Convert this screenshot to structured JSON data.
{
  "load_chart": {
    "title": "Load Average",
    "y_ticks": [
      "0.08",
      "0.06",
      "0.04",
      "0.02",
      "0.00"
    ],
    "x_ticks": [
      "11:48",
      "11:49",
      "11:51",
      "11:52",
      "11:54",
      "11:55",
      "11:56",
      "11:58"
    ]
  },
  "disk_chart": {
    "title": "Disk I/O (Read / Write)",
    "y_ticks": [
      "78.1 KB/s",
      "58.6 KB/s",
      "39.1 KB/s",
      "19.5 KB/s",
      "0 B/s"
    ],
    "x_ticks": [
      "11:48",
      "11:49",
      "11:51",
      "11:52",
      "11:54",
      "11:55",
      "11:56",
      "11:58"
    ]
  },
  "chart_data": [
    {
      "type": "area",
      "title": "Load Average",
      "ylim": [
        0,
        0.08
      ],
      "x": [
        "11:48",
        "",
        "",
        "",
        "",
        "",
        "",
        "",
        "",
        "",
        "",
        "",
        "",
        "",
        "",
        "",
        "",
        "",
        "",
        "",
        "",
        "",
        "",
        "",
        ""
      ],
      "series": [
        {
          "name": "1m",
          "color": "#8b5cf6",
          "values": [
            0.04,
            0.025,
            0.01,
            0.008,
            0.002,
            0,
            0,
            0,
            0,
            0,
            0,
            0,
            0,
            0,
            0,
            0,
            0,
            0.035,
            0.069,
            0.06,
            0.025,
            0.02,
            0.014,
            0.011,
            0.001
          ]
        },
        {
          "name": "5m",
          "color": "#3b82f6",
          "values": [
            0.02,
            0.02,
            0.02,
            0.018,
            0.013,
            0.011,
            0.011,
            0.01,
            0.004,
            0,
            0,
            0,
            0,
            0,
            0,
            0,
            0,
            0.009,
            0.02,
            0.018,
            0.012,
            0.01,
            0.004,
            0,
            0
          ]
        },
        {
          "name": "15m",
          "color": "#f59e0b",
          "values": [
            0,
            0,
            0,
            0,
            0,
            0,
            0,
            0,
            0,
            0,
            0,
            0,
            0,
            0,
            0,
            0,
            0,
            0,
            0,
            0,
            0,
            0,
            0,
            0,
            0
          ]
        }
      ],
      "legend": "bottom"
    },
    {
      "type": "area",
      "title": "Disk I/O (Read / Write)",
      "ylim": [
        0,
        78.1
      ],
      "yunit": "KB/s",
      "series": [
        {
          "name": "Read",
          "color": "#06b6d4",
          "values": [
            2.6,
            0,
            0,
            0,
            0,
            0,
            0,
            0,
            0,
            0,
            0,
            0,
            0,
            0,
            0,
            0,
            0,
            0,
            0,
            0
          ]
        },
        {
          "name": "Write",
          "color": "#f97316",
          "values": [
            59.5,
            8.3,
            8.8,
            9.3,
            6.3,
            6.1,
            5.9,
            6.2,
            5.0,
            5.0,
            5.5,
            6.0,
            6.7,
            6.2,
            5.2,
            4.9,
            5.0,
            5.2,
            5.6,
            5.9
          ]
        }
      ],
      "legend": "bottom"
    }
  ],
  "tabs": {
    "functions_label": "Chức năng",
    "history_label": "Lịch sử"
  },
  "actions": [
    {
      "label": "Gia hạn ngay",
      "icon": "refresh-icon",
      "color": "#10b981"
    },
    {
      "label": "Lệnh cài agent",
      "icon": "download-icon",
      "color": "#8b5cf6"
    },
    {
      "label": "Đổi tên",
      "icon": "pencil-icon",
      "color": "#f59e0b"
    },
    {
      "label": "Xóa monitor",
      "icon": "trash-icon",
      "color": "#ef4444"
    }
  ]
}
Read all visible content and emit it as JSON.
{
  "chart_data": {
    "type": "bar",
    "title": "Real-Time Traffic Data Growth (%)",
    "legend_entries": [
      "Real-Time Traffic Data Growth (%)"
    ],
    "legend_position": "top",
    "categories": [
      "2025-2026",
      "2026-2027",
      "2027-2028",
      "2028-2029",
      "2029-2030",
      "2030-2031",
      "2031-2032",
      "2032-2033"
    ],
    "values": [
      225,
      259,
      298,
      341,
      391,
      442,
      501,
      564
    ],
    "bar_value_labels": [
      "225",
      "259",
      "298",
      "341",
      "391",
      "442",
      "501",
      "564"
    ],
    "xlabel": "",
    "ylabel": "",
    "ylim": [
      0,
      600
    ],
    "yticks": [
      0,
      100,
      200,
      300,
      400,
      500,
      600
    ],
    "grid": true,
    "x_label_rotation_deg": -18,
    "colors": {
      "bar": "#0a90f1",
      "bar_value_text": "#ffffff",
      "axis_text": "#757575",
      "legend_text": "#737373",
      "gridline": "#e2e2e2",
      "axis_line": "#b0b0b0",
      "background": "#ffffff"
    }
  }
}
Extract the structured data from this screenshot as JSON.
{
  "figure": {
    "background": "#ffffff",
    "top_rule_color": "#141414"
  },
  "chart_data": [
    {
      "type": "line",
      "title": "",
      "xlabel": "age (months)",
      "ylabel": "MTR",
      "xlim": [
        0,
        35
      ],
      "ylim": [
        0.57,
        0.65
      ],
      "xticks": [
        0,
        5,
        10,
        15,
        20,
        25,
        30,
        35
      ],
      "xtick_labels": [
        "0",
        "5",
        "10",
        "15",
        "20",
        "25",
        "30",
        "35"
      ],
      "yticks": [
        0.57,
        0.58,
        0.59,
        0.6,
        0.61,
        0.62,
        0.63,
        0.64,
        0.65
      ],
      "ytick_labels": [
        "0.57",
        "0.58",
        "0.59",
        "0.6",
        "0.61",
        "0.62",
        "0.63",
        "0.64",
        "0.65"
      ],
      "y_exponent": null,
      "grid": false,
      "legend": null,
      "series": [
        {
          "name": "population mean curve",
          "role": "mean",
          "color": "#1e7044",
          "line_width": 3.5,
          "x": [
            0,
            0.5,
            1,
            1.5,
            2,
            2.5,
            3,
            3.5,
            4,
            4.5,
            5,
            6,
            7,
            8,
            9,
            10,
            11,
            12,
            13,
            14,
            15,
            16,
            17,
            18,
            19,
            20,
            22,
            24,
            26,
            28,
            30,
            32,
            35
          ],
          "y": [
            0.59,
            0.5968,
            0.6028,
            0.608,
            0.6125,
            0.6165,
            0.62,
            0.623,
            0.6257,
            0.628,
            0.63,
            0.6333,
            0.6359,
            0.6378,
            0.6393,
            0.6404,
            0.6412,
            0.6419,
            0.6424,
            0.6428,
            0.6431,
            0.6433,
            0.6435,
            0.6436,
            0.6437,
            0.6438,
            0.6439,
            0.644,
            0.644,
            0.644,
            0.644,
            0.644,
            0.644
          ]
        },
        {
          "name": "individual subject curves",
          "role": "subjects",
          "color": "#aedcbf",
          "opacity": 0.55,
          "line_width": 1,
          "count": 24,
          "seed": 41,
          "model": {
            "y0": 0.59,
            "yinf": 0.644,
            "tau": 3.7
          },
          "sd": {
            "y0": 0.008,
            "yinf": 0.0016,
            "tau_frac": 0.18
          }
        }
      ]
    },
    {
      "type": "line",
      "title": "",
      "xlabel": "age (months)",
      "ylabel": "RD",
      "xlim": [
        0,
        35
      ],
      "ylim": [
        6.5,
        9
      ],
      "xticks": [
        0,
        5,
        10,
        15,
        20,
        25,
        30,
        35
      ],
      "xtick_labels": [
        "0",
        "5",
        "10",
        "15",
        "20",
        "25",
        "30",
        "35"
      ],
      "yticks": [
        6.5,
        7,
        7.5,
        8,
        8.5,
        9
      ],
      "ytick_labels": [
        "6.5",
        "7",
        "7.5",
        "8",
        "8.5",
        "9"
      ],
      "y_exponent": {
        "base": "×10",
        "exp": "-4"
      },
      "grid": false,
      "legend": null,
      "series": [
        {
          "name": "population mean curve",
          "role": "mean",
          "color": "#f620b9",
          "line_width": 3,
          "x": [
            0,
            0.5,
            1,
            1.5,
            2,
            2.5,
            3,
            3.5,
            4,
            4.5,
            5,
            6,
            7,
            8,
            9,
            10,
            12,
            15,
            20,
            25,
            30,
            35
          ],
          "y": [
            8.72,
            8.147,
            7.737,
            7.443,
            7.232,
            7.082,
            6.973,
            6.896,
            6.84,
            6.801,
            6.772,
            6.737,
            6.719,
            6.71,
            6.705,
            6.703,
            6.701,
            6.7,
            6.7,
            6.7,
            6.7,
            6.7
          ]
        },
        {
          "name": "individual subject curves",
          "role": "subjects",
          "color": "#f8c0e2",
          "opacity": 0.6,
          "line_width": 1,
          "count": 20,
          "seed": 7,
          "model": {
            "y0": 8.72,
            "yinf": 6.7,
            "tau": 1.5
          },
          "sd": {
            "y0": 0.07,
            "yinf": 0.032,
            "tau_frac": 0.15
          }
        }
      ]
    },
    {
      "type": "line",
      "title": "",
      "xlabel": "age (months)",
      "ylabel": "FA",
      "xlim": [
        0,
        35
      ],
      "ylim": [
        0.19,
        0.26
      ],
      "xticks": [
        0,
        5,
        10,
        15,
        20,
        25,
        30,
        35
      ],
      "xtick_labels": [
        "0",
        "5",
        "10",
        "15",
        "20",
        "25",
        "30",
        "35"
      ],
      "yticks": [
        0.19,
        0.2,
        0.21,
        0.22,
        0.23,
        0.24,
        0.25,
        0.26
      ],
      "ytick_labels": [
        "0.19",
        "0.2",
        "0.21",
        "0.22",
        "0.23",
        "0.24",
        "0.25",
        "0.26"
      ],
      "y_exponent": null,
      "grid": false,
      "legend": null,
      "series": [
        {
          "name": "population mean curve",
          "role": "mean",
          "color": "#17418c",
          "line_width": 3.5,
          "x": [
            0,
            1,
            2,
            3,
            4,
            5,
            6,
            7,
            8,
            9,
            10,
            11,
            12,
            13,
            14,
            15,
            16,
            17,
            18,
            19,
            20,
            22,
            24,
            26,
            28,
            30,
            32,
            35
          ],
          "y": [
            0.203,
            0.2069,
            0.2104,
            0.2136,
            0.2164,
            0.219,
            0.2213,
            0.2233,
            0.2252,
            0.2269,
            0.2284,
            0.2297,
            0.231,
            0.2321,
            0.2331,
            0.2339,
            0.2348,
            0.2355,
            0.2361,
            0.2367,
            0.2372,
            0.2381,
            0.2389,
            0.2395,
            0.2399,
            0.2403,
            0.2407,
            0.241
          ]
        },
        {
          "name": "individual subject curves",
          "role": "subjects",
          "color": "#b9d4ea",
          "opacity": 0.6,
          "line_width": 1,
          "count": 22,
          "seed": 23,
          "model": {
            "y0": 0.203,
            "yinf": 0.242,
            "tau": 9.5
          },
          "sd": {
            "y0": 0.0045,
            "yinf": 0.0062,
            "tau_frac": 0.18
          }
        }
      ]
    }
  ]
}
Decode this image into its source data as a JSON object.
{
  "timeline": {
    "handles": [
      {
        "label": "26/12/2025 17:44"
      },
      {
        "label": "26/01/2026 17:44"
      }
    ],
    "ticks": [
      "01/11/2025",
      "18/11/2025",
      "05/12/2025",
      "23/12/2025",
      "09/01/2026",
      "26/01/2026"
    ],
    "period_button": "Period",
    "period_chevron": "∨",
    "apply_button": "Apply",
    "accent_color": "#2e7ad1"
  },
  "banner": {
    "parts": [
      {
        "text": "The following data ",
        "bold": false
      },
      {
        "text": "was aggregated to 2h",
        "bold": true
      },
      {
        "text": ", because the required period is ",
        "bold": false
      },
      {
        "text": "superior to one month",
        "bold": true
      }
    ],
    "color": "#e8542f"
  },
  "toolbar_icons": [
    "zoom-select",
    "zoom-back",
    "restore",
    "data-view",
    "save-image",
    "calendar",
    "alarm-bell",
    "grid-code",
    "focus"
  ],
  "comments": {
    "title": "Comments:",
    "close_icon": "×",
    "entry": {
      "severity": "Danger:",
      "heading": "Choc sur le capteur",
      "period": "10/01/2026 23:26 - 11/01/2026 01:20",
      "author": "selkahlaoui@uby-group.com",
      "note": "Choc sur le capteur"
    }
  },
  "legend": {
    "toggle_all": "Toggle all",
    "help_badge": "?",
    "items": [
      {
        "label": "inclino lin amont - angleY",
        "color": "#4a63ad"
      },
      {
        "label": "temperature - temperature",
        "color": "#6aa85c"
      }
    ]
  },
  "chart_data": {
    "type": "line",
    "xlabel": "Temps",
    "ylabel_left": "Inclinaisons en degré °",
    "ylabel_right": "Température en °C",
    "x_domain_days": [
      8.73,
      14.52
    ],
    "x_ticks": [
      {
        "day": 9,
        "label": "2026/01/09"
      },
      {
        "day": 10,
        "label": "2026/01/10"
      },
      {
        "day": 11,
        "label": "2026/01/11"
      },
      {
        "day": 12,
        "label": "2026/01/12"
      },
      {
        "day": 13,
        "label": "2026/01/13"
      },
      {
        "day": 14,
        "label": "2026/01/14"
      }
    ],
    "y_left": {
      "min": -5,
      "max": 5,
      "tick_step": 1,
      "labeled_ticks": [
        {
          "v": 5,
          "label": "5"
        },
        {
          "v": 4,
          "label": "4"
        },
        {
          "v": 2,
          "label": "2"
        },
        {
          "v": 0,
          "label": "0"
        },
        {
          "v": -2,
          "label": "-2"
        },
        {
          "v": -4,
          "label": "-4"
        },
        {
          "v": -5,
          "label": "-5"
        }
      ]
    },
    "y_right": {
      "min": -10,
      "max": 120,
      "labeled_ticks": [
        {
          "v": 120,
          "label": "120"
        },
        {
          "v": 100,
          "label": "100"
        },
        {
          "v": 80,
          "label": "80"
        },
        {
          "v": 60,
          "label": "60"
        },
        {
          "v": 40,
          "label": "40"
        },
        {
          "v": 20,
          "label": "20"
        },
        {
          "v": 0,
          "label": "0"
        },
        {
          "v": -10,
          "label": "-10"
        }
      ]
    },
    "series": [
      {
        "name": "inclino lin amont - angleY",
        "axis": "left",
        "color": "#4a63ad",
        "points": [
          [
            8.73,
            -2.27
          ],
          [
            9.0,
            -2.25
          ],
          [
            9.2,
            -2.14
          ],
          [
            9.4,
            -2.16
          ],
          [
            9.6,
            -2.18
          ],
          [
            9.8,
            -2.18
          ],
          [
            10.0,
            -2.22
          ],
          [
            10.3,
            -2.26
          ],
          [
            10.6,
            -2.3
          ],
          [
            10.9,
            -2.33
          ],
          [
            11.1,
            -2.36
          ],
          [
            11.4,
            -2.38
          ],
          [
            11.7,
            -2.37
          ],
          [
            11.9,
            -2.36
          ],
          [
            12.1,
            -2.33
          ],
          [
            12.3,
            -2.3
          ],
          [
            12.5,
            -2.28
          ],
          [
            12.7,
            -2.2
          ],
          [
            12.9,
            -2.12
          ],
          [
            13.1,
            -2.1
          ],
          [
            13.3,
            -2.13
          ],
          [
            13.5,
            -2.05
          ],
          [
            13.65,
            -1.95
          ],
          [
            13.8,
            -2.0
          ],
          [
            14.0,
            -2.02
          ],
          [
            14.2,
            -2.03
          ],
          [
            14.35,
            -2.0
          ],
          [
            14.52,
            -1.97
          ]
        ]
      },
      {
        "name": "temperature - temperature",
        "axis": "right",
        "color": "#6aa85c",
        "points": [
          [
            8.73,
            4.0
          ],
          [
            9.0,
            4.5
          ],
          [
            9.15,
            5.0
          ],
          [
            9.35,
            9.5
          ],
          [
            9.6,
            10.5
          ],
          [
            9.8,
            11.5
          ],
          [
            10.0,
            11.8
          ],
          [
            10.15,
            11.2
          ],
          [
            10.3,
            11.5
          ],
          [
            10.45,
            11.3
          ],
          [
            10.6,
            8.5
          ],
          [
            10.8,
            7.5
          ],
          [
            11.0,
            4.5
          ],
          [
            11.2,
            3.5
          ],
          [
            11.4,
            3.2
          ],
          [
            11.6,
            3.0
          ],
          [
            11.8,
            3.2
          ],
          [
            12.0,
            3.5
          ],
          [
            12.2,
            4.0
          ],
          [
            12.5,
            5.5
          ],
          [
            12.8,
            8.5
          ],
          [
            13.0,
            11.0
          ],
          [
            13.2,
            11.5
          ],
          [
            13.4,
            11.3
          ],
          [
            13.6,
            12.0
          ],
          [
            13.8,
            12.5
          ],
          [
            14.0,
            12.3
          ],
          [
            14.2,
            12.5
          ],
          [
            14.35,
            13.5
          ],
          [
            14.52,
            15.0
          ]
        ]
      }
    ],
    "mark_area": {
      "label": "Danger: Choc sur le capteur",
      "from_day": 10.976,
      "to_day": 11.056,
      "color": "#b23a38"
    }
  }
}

Problem requirements: Where a line above contains the word "screenshot", copy that line.

Answer for this exercise:
Convert this screenshot to structured JSON data.
Extract the structured data from this screenshot as JSON.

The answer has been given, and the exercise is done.